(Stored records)
= = = = = = =
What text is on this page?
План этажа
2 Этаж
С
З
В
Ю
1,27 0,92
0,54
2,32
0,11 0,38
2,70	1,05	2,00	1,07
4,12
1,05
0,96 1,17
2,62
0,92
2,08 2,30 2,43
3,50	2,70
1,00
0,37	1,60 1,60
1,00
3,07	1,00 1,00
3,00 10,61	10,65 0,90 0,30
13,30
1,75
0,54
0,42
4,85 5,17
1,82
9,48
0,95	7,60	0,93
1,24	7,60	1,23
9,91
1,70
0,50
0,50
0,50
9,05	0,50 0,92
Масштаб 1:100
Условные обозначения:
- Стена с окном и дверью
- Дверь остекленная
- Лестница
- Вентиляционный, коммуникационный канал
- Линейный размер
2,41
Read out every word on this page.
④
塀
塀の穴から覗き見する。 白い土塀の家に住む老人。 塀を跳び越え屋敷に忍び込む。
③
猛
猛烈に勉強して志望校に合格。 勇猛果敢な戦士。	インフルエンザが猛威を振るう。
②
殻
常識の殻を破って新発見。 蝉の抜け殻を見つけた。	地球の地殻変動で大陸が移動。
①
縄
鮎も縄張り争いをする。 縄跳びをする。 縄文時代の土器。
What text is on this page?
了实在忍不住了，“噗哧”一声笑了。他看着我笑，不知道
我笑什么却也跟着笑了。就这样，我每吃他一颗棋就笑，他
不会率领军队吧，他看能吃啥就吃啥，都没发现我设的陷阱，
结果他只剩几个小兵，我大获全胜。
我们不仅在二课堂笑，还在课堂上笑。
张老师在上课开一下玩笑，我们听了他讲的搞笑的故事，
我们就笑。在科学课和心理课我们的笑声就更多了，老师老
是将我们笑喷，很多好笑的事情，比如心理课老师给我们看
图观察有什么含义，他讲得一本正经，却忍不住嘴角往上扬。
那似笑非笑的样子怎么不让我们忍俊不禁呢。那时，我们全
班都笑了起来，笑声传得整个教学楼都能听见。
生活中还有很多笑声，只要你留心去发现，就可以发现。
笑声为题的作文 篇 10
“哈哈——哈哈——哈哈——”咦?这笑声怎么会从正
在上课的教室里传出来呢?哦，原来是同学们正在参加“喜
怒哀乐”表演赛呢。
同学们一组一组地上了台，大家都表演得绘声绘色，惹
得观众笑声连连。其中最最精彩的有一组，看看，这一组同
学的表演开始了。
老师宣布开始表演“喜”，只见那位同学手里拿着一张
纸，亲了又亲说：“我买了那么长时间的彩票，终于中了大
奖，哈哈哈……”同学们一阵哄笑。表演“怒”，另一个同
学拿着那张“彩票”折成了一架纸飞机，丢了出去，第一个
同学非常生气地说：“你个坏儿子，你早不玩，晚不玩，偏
= = = = = = =
▶ Task description
Reproduce each entry from the records above, character for character.

▶ Reply
What text is on this page?
План этажа
2 Этаж
С
З
В
Ю
1,27 0,92
0,54
2,32
0,11 0,38
2,70	1,05	2,00	1,07
4,12
1,05
0,96 1,17
2,62
0,92
2,08 2,30 2,43
3,50	2,70
1,00
0,37	1,60 1,60
1,00
3,07	1,00 1,00
3,00 10,61	10,65 0,90 0,30
13,30
1,75
0,54
0,42
4,85 5,17
1,82
9,48
0,95	7,60	0,93
1,24	7,60	1,23
9,91
1,70
0,50
0,50
0,50
9,05	0,50 0,92
Масштаб 1:100
Условные обозначения:
- Стена с окном и дверью
- Дверь остекленная
- Лестница
- Вентиляционный, коммуникационный канал
- Линейный размер
2,41
Read out every word on this page.
④
塀
塀の穴から覗き見する。 白い土塀の家に住む老人。 塀を跳び越え屋敷に忍び込む。
③
猛
猛烈に勉強して志望校に合格。 勇猛果敢な戦士。	インフルエンザが猛威を振るう。
②
殻
常識の殻を破って新発見。 蝉の抜け殻を見つけた。	地球の地殻変動で大陸が移動。
①
縄
鮎も縄張り争いをする。 縄跳びをする。 縄文時代の土器。
What text is on this page?
了实在忍不住了，“噗哧”一声笑了。他看着我笑，不知道
我笑什么却也跟着笑了。就这样，我每吃他一颗棋就笑，他
不会率领军队吧，他看能吃啥就吃啥，都没发现我设的陷阱，
结果他只剩几个小兵，我大获全胜。
我们不仅在二课堂笑，还在课堂上笑。
张老师在上课开一下玩笑，我们听了他讲的搞笑的故事，
我们就笑。在科学课和心理课我们的笑声就更多了，老师老
是将我们笑喷，很多好笑的事情，比如心理课老师给我们看
图观察有什么含义，他讲得一本正经，却忍不住嘴角往上扬。
那似笑非笑的样子怎么不让我们忍俊不禁呢。那时，我们全
班都笑了起来，笑声传得整个教学楼都能听见。
生活中还有很多笑声，只要你留心去发现，就可以发现。
笑声为题的作文 篇 10
“哈哈——哈哈——哈哈——”咦?这笑声怎么会从正
在上课的教室里传出来呢?哦，原来是同学们正在参加“喜
怒哀乐”表演赛呢。
同学们一组一组地上了台，大家都表演得绘声绘色，惹
得观众笑声连连。其中最最精彩的有一组，看看，这一组同
学的表演开始了。
老师宣布开始表演“喜”，只见那位同学手里拿着一张
纸，亲了又亲说：“我买了那么长时间的彩票，终于中了大
奖，哈哈哈……”同学们一阵哄笑。表演“怒”，另一个同
学拿着那张“彩票”折成了一架纸飞机，丢了出去，第一个
同学非常生气地说：“你个坏儿子，你早不玩，晚不玩，偏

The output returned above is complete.